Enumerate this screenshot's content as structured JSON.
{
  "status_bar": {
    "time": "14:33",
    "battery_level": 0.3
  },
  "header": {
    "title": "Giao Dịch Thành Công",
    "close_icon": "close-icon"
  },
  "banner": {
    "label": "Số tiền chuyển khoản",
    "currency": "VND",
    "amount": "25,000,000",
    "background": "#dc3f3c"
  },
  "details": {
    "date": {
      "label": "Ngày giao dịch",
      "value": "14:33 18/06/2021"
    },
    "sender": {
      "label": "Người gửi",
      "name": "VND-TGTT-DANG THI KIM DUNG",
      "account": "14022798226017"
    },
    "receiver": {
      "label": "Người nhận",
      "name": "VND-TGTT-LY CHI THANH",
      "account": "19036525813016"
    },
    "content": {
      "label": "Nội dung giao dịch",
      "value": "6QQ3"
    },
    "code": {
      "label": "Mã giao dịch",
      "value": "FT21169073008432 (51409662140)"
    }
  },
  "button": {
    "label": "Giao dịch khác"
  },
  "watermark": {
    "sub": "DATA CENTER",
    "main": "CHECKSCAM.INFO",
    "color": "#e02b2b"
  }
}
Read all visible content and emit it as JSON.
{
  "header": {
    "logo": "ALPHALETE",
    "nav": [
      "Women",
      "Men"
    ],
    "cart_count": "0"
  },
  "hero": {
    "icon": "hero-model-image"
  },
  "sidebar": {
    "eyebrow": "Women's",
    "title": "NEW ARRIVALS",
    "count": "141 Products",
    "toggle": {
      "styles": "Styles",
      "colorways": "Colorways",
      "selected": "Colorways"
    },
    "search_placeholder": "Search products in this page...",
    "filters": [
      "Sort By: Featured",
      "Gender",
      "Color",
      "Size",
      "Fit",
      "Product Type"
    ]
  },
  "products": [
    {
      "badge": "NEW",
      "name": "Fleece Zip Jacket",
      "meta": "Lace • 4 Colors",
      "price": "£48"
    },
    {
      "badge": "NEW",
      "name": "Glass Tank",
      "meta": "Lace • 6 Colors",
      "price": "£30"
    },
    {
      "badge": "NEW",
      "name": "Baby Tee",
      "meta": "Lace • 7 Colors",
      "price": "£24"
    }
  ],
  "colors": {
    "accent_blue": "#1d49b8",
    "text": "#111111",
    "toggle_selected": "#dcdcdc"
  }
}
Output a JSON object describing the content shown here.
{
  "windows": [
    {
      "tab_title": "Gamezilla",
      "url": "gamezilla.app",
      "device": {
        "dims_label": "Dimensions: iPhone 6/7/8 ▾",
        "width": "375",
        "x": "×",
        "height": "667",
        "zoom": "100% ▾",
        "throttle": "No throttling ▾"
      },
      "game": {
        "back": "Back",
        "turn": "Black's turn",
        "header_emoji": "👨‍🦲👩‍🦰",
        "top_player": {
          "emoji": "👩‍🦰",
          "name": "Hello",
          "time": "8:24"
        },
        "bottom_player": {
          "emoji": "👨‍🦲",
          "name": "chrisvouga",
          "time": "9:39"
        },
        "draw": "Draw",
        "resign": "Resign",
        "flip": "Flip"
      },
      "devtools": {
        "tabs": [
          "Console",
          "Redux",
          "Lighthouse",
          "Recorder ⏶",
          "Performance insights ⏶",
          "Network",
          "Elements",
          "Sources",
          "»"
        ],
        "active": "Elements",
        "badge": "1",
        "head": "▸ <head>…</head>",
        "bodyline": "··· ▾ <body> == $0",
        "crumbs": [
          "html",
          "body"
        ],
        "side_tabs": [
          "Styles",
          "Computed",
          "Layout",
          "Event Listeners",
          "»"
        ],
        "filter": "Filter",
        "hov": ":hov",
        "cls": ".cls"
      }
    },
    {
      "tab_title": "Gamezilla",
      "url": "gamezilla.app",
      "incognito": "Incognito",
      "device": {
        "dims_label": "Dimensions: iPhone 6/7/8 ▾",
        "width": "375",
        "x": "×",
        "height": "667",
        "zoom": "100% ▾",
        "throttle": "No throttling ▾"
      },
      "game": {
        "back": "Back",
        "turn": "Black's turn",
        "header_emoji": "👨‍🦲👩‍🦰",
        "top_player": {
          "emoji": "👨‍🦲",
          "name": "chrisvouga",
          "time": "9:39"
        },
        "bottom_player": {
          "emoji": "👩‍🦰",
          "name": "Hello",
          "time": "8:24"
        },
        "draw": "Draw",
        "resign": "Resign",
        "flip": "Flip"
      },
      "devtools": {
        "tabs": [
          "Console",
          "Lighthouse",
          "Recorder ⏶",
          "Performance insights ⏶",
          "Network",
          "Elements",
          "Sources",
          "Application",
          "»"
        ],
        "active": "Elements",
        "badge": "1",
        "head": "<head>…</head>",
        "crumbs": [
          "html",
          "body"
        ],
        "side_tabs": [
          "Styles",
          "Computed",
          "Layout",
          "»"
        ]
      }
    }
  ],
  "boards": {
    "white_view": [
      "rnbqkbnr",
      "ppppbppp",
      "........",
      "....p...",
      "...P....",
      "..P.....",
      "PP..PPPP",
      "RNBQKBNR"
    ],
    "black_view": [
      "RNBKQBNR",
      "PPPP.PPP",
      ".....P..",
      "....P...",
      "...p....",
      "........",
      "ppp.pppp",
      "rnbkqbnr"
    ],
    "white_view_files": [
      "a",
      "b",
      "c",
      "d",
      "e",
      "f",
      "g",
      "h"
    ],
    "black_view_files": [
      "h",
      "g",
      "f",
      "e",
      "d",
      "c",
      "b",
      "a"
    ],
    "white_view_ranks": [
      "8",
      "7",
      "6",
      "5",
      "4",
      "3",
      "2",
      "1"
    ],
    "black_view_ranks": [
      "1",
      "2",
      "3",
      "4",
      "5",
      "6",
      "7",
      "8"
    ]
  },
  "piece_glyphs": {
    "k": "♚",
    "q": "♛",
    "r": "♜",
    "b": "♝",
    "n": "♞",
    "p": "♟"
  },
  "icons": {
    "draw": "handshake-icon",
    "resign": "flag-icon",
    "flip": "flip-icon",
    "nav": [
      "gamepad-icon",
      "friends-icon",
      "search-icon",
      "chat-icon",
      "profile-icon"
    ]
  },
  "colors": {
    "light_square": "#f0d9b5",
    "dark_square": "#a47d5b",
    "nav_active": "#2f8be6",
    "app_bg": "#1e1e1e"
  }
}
=-=-=
- WRITTEN INSTRUCTION: Reproduce the material above without altering a single character.

- REPLY:
Enumerate this screenshot's content as structured JSON.
{
  "status_bar": {
    "time": "14:33",
    "battery_level": 0.3
  },
  "header": {
    "title": "Giao Dịch Thành Công",
    "close_icon": "close-icon"
  },
  "banner": {
    "label": "Số tiền chuyển khoản",
    "currency": "VND",
    "amount": "25,000,000",
    "background": "#dc3f3c"
  },
  "details": {
    "date": {
      "label": "Ngày giao dịch",
      "value": "14:33 18/06/2021"
    },
    "sender": {
      "label": "Người gửi",
      "name": "VND-TGTT-DANG THI KIM DUNG",
      "account": "14022798226017"
    },
    "receiver": {
      "label": "Người nhận",
      "name": "VND-TGTT-LY CHI THANH",
      "account": "19036525813016"
    },
    "content": {
      "label": "Nội dung giao dịch",
      "value": "6QQ3"
    },
    "code": {
      "label": "Mã giao dịch",
      "value": "FT21169073008432 (51409662140)"
    }
  },
  "button": {
    "label": "Giao dịch khác"
  },
  "watermark": {
    "sub": "DATA CENTER",
    "main": "CHECKSCAM.INFO",
    "color": "#e02b2b"
  }
}
Read all visible content and emit it as JSON.
{
  "header": {
    "logo": "ALPHALETE",
    "nav": [
      "Women",
      "Men"
    ],
    "cart_count": "0"
  },
  "hero": {
    "icon": "hero-model-image"
  },
  "sidebar": {
    "eyebrow": "Women's",
    "title": "NEW ARRIVALS",
    "count": "141 Products",
    "toggle": {
      "styles": "Styles",
      "colorways": "Colorways",
      "selected": "Colorways"
    },
    "search_placeholder": "Search products in this page...",
    "filters": [
      "Sort By: Featured",
      "Gender",
      "Color",
      "Size",
      "Fit",
      "Product Type"
    ]
  },
  "products": [
    {
      "badge": "NEW",
      "name": "Fleece Zip Jacket",
      "meta": "Lace • 4 Colors",
      "price": "£48"
    },
    {
      "badge": "NEW",
      "name": "Glass Tank",
      "meta": "Lace • 6 Colors",
      "price": "£30"
    },
    {
      "badge": "NEW",
      "name": "Baby Tee",
      "meta": "Lace • 7 Colors",
      "price": "£24"
    }
  ],
  "colors": {
    "accent_blue": "#1d49b8",
    "text": "#111111",
    "toggle_selected": "#dcdcdc"
  }
}
Output a JSON object describing the content shown here.
{
  "windows": [
    {
      "tab_title": "Gamezilla",
      "url": "gamezilla.app",
      "device": {
        "dims_label": "Dimensions: iPhone 6/7/8 ▾",
        "width": "375",
        "x": "×",
        "height": "667",
        "zoom": "100% ▾",
        "throttle": "No throttling ▾"
      },
      "game": {
        "back": "Back",
        "turn": "Black's turn",
        "header_emoji": "👨‍🦲👩‍🦰",
        "top_player": {
          "emoji": "👩‍🦰",
          "name": "Hello",
          "time": "8:24"
        },
        "bottom_player": {
          "emoji": "👨‍🦲",
          "name": "chrisvouga",
          "time": "9:39"
        },
        "draw": "Draw",
        "resign": "Resign",
        "flip": "Flip"
      },
      "devtools": {
        "tabs": [
          "Console",
          "Redux",
          "Lighthouse",
          "Recorder ⏶",
          "Performance insights ⏶",
          "Network",
          "Elements",
          "Sources",
          "»"
        ],
        "active": "Elements",
        "badge": "1",
        "head": "▸ <head>…</head>",
        "bodyline": "··· ▾ <body> == $0",
        "crumbs": [
          "html",
          "body"
        ],
        "side_tabs": [
          "Styles",
          "Computed",
          "Layout",
          "Event Listeners",
          "»"
        ],
        "filter": "Filter",
        "hov": ":hov",
        "cls": ".cls"
      }
    },
    {
      "tab_title": "Gamezilla",
      "url": "gamezilla.app",
      "incognito": "Incognito",
      "device": {
        "dims_label": "Dimensions: iPhone 6/7/8 ▾",
        "width": "375",
        "x": "×",
        "height": "667",
        "zoom": "100% ▾",
        "throttle": "No throttling ▾"
      },
      "game": {
        "back": "Back",
        "turn": "Black's turn",
        "header_emoji": "👨‍🦲👩‍🦰",
        "top_player": {
          "emoji": "👨‍🦲",
          "name": "chrisvouga",
          "time": "9:39"
        },
        "bottom_player": {
          "emoji": "👩‍🦰",
          "name": "Hello",
          "time": "8:24"
        },
        "draw": "Draw",
        "resign": "Resign",
        "flip": "Flip"
      },
      "devtools": {
        "tabs": [
          "Console",
          "Lighthouse",
          "Recorder ⏶",
          "Performance insights ⏶",
          "Network",
          "Elements",
          "Sources",
          "Application",
          "»"
        ],
        "active": "Elements",
        "badge": "1",
        "head": "<head>…</head>",
        "crumbs": [
          "html",
          "body"
        ],
        "side_tabs": [
          "Styles",
          "Computed",
          "Layout",
          "»"
        ]
      }
    }
  ],
  "boards": {
    "white_view": [
      "rnbqkbnr",
      "ppppbppp",
      "........",
      "....p...",
      "...P....",
      "..P.....",
      "PP..PPPP",
      "RNBQKBNR"
    ],
    "black_view": [
      "RNBKQBNR",
      "PPPP.PPP",
      ".....P..",
      "....P...",
      "...p....",
      "........",
      "ppp.pppp",
      "rnbkqbnr"
    ],
    "white_view_files": [
      "a",
      "b",
      "c",
      "d",
      "e",
      "f",
      "g",
      "h"
    ],
    "black_view_files": [
      "h",
      "g",
      "f",
      "e",
      "d",
      "c",
      "b",
      "a"
    ],
    "white_view_ranks": [
      "8",
      "7",
      "6",
      "5",
      "4",
      "3",
      "2",
      "1"
    ],
    "black_view_ranks": [
      "1",
      "2",
      "3",
      "4",
      "5",
      "6",
      "7",
      "8"
    ]
  },
  "piece_glyphs": {
    "k": "♚",
    "q": "♛",
    "r": "♜",
    "b": "♝",
    "n": "♞",
    "p": "♟"
  },
  "icons": {
    "draw": "handshake-icon",
    "resign": "flag-icon",
    "flip": "flip-icon",
    "nav": [
      "gamepad-icon",
      "friends-icon",
      "search-icon",
      "chat-icon",
      "profile-icon"
    ]
  },
  "colors": {
    "light_square": "#f0d9b5",
    "dark_square": "#a47d5b",
    "nav_active": "#2f8be6",
    "app_bg": "#1e1e1e"
  }
}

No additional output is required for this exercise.